* Given problem *
Your task is to copy every line of the entries that contains "JSON".

[Dataset items]
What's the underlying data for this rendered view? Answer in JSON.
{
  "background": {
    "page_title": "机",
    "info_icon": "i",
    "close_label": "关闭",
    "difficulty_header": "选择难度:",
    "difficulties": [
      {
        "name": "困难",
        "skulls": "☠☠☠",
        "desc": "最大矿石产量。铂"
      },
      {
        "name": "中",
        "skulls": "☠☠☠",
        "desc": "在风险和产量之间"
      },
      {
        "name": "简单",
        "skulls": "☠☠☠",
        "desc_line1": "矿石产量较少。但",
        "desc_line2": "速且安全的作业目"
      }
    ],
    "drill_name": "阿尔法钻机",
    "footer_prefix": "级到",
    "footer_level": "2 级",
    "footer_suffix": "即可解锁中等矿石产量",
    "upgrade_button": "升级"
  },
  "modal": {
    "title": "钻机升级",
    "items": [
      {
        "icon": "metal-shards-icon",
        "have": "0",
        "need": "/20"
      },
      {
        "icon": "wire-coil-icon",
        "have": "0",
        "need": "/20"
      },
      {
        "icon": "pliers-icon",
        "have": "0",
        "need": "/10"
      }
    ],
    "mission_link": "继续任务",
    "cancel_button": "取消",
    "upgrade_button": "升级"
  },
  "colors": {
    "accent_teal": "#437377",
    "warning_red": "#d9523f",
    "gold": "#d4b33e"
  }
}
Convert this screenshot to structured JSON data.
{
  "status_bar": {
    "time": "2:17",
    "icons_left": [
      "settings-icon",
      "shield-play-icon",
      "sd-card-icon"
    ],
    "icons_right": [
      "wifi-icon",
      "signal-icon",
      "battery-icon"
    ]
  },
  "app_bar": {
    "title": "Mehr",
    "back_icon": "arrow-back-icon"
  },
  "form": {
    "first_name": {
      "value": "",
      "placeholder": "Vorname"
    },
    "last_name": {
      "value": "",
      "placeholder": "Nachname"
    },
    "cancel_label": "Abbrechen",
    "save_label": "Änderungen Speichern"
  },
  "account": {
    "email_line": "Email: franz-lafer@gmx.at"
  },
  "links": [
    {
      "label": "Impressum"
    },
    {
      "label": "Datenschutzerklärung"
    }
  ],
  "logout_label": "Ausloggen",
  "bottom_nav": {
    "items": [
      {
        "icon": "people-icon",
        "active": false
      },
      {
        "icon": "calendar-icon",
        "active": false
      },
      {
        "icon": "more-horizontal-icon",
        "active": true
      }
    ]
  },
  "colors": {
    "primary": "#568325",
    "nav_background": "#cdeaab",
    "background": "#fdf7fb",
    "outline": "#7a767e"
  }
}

* Problem solution *
What's the underlying data for this rendered view? Answer in JSON.
Convert this screenshot to structured JSON data.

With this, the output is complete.